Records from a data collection

= = =

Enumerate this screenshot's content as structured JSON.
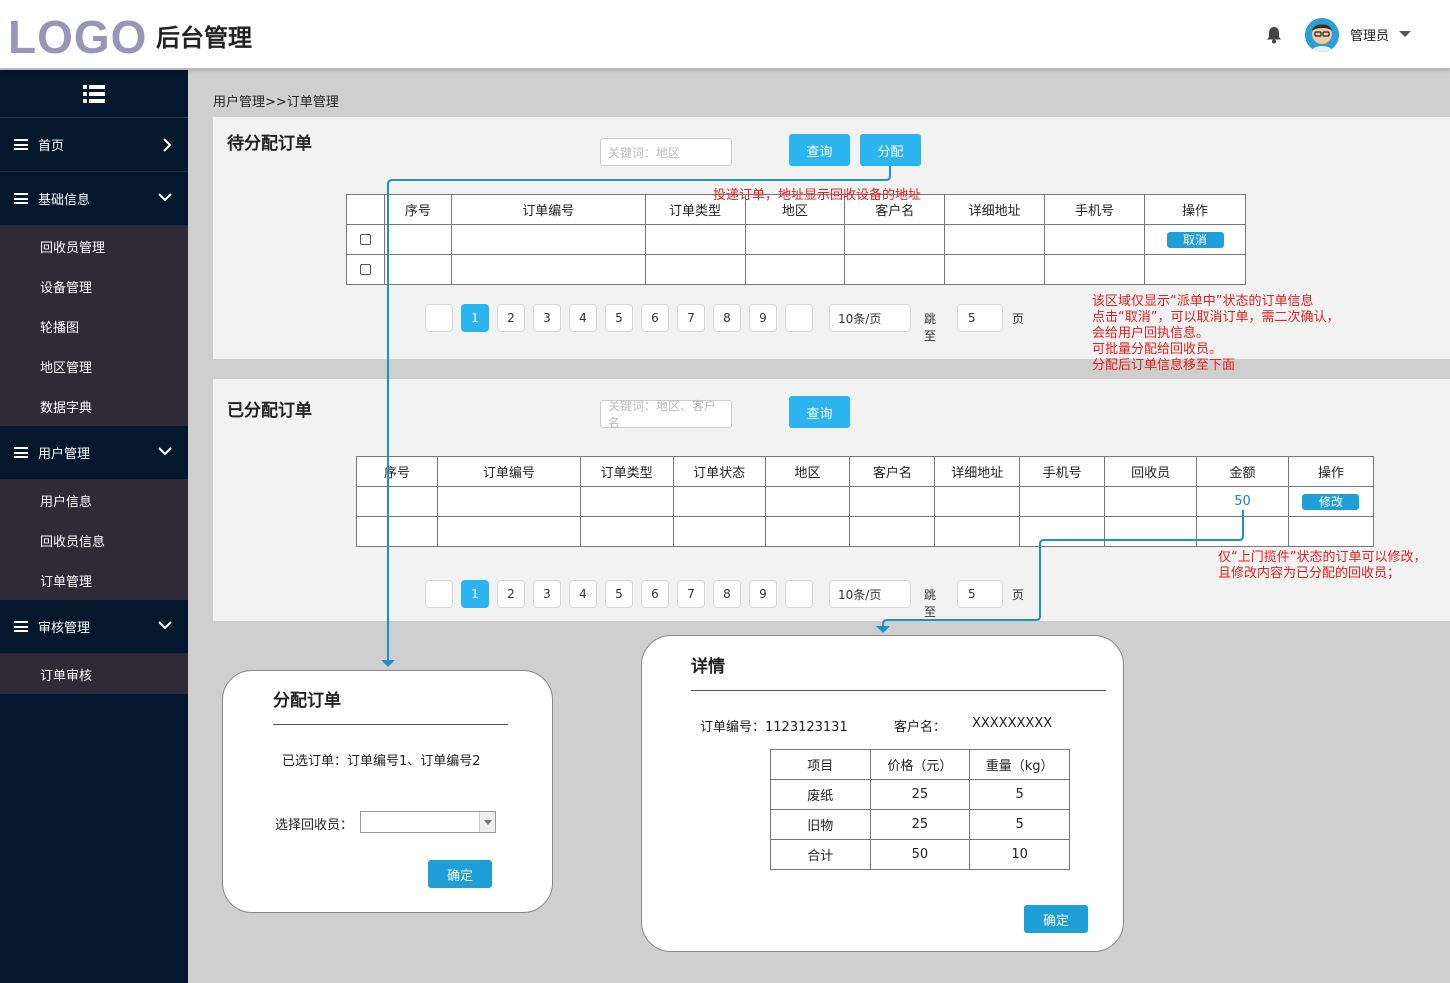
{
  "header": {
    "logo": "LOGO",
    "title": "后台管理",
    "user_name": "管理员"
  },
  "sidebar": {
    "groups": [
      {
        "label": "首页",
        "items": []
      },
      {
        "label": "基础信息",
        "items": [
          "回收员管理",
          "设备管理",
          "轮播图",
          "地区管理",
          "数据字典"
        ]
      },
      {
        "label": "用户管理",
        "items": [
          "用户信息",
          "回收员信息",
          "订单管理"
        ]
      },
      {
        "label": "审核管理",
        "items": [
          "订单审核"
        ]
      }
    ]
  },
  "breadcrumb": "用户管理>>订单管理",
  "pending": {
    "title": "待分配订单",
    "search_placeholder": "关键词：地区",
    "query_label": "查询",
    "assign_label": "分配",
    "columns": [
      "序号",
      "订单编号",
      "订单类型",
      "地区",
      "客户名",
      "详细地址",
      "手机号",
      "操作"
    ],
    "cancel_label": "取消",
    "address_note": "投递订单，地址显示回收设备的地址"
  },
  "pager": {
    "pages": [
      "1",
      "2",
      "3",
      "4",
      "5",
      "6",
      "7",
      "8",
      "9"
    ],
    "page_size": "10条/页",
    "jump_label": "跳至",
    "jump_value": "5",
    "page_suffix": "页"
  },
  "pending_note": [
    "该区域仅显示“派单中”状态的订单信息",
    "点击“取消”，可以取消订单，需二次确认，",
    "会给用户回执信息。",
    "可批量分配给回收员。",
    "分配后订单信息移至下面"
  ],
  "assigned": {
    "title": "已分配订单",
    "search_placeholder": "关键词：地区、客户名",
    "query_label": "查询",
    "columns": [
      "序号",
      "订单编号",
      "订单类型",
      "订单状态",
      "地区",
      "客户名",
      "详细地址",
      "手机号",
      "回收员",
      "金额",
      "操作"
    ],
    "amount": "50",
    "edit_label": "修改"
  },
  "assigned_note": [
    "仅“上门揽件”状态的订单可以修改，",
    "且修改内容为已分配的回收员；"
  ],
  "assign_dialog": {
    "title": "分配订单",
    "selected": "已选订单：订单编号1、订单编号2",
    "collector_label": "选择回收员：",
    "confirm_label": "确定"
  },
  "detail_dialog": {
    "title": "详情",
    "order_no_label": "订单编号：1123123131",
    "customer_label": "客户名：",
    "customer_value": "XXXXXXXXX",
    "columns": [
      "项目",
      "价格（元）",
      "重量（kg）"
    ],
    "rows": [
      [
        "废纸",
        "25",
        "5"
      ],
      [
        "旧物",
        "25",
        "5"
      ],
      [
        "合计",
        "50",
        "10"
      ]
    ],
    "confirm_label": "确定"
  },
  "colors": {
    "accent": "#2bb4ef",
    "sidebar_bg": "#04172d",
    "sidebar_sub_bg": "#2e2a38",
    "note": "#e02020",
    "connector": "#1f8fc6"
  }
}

= = =

WORK TO COMPLETE:
Every record must be copied exactly, with images dropped from the result.

FULL RESPONSE:
Enumerate this screenshot's content as structured JSON.
{
  "header": {
    "logo": "LOGO",
    "title": "后台管理",
    "user_name": "管理员"
  },
  "sidebar": {
    "groups": [
      {
        "label": "首页",
        "items": []
      },
      {
        "label": "基础信息",
        "items": [
          "回收员管理",
          "设备管理",
          "轮播图",
          "地区管理",
          "数据字典"
        ]
      },
      {
        "label": "用户管理",
        "items": [
          "用户信息",
          "回收员信息",
          "订单管理"
        ]
      },
      {
        "label": "审核管理",
        "items": [
          "订单审核"
        ]
      }
    ]
  },
  "breadcrumb": "用户管理>>订单管理",
  "pending": {
    "title": "待分配订单",
    "search_placeholder": "关键词：地区",
    "query_label": "查询",
    "assign_label": "分配",
    "columns": [
      "序号",
      "订单编号",
      "订单类型",
      "地区",
      "客户名",
      "详细地址",
      "手机号",
      "操作"
    ],
    "cancel_label": "取消",
    "address_note": "投递订单，地址显示回收设备的地址"
  },
  "pager": {
    "pages": [
      "1",
      "2",
      "3",
      "4",
      "5",
      "6",
      "7",
      "8",
      "9"
    ],
    "page_size": "10条/页",
    "jump_label": "跳至",
    "jump_value": "5",
    "page_suffix": "页"
  },
  "pending_note": [
    "该区域仅显示“派单中”状态的订单信息",
    "点击“取消”，可以取消订单，需二次确认，",
    "会给用户回执信息。",
    "可批量分配给回收员。",
    "分配后订单信息移至下面"
  ],
  "assigned": {
    "title": "已分配订单",
    "search_placeholder": "关键词：地区、客户名",
    "query_label": "查询",
    "columns": [
      "序号",
      "订单编号",
      "订单类型",
      "订单状态",
      "地区",
      "客户名",
      "详细地址",
      "手机号",
      "回收员",
      "金额",
      "操作"
    ],
    "amount": "50",
    "edit_label": "修改"
  },
  "assigned_note": [
    "仅“上门揽件”状态的订单可以修改，",
    "且修改内容为已分配的回收员；"
  ],
  "assign_dialog": {
    "title": "分配订单",
    "selected": "已选订单：订单编号1、订单编号2",
    "collector_label": "选择回收员：",
    "confirm_label": "确定"
  },
  "detail_dialog": {
    "title": "详情",
    "order_no_label": "订单编号：1123123131",
    "customer_label": "客户名：",
    "customer_value": "XXXXXXXXX",
    "columns": [
      "项目",
      "价格（元）",
      "重量（kg）"
    ],
    "rows": [
      [
        "废纸",
        "25",
        "5"
      ],
      [
        "旧物",
        "25",
        "5"
      ],
      [
        "合计",
        "50",
        "10"
      ]
    ],
    "confirm_label": "确定"
  },
  "colors": {
    "accent": "#2bb4ef",
    "sidebar_bg": "#04172d",
    "sidebar_sub_bg": "#2e2a38",
    "note": "#e02020",
    "connector": "#1f8fc6"
  }
}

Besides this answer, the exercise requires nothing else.